[Records from a collection of figures]
[Begin]
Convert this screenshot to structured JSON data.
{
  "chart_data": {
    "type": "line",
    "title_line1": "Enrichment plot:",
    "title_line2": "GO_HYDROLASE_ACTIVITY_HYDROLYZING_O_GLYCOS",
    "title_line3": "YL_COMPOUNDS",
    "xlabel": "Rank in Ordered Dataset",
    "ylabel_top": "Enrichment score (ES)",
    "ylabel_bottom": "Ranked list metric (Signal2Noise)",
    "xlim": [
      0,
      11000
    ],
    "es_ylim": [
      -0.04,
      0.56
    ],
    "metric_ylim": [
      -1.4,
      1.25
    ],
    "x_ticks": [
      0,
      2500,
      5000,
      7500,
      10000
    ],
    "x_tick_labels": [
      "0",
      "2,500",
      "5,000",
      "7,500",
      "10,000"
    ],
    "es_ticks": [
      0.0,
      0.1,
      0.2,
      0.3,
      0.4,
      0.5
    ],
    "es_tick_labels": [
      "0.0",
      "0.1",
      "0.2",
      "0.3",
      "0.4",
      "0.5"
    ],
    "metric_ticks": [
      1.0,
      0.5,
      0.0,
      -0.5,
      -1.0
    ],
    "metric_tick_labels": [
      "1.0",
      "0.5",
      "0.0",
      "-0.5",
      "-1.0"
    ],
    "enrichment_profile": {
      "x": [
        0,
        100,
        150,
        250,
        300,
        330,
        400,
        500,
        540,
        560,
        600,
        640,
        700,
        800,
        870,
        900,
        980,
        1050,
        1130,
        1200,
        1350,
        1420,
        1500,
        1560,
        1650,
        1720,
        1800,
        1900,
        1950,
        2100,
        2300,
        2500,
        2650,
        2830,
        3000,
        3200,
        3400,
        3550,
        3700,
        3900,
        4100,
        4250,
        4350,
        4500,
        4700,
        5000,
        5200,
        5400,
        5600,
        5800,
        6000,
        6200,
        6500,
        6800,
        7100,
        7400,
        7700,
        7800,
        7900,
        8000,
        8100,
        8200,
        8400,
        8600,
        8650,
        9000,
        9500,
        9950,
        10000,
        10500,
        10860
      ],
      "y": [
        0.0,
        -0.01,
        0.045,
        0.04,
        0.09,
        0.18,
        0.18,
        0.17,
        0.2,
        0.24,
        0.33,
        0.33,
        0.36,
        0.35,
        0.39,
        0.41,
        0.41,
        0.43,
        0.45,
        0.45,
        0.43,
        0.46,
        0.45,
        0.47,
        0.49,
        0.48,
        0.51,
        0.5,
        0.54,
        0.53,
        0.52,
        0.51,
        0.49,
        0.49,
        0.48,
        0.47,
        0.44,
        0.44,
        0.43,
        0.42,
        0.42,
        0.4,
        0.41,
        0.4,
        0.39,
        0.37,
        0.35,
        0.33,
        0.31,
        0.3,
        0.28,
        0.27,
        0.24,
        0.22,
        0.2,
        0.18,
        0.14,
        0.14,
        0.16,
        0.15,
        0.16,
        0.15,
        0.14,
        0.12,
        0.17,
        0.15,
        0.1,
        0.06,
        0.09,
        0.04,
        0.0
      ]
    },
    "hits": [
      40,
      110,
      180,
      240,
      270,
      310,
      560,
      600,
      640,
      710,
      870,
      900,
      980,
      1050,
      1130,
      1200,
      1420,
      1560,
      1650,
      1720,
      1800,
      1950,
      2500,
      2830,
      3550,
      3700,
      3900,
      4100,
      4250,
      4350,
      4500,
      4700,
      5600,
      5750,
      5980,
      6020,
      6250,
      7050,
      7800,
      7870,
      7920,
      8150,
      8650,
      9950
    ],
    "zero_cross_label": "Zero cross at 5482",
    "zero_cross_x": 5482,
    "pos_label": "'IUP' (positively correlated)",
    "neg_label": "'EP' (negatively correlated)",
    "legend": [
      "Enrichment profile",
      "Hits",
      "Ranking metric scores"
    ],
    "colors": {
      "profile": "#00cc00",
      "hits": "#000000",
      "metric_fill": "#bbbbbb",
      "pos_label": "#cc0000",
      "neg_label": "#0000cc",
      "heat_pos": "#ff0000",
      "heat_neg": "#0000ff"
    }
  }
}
[End]
◆ Given request ◆
Would you give the material above again, complete and exact?

◆ Response to the task ◆
Convert this screenshot to structured JSON data.
{
  "chart_data": {
    "type": "line",
    "title_line1": "Enrichment plot:",
    "title_line2": "GO_HYDROLASE_ACTIVITY_HYDROLYZING_O_GLYCOS",
    "title_line3": "YL_COMPOUNDS",
    "xlabel": "Rank in Ordered Dataset",
    "ylabel_top": "Enrichment score (ES)",
    "ylabel_bottom": "Ranked list metric (Signal2Noise)",
    "xlim": [
      0,
      11000
    ],
    "es_ylim": [
      -0.04,
      0.56
    ],
    "metric_ylim": [
      -1.4,
      1.25
    ],
    "x_ticks": [
      0,
      2500,
      5000,
      7500,
      10000
    ],
    "x_tick_labels": [
      "0",
      "2,500",
      "5,000",
      "7,500",
      "10,000"
    ],
    "es_ticks": [
      0.0,
      0.1,
      0.2,
      0.3,
      0.4,
      0.5
    ],
    "es_tick_labels": [
      "0.0",
      "0.1",
      "0.2",
      "0.3",
      "0.4",
      "0.5"
    ],
    "metric_ticks": [
      1.0,
      0.5,
      0.0,
      -0.5,
      -1.0
    ],
    "metric_tick_labels": [
      "1.0",
      "0.5",
      "0.0",
      "-0.5",
      "-1.0"
    ],
    "enrichment_profile": {
      "x": [
        0,
        100,
        150,
        250,
        300,
        330,
        400,
        500,
        540,
        560,
        600,
        640,
        700,
        800,
        870,
        900,
        980,
        1050,
        1130,
        1200,
        1350,
        1420,
        1500,
        1560,
        1650,
        1720,
        1800,
        1900,
        1950,
        2100,
        2300,
        2500,
        2650,
        2830,
        3000,
        3200,
        3400,
        3550,
        3700,
        3900,
        4100,
        4250,
        4350,
        4500,
        4700,
        5000,
        5200,
        5400,
        5600,
        5800,
        6000,
        6200,
        6500,
        6800,
        7100,
        7400,
        7700,
        7800,
        7900,
        8000,
        8100,
        8200,
        8400,
        8600,
        8650,
        9000,
        9500,
        9950,
        10000,
        10500,
        10860
      ],
      "y": [
        0.0,
        -0.01,
        0.045,
        0.04,
        0.09,
        0.18,
        0.18,
        0.17,
        0.2,
        0.24,
        0.33,
        0.33,
        0.36,
        0.35,
        0.39,
        0.41,
        0.41,
        0.43,
        0.45,
        0.45,
        0.43,
        0.46,
        0.45,
        0.47,
        0.49,
        0.48,
        0.51,
        0.5,
        0.54,
        0.53,
        0.52,
        0.51,
        0.49,
        0.49,
        0.48,
        0.47,
        0.44,
        0.44,
        0.43,
        0.42,
        0.42,
        0.4,
        0.41,
        0.4,
        0.39,
        0.37,
        0.35,
        0.33,
        0.31,
        0.3,
        0.28,
        0.27,
        0.24,
        0.22,
        0.2,
        0.18,
        0.14,
        0.14,
        0.16,
        0.15,
        0.16,
        0.15,
        0.14,
        0.12,
        0.17,
        0.15,
        0.1,
        0.06,
        0.09,
        0.04,
        0.0
      ]
    },
    "hits": [
      40,
      110,
      180,
      240,
      270,
      310,
      560,
      600,
      640,
      710,
      870,
      900,
      980,
      1050,
      1130,
      1200,
      1420,
      1560,
      1650,
      1720,
      1800,
      1950,
      2500,
      2830,
      3550,
      3700,
      3900,
      4100,
      4250,
      4350,
      4500,
      4700,
      5600,
      5750,
      5980,
      6020,
      6250,
      7050,
      7800,
      7870,
      7920,
      8150,
      8650,
      9950
    ],
    "zero_cross_label": "Zero cross at 5482",
    "zero_cross_x": 5482,
    "pos_label": "'IUP' (positively correlated)",
    "neg_label": "'EP' (negatively correlated)",
    "legend": [
      "Enrichment profile",
      "Hits",
      "Ranking metric scores"
    ],
    "colors": {
      "profile": "#00cc00",
      "hits": "#000000",
      "metric_fill": "#bbbbbb",
      "pos_label": "#cc0000",
      "neg_label": "#0000cc",
      "heat_pos": "#ff0000",
      "heat_neg": "#0000ff"
    }
  }
}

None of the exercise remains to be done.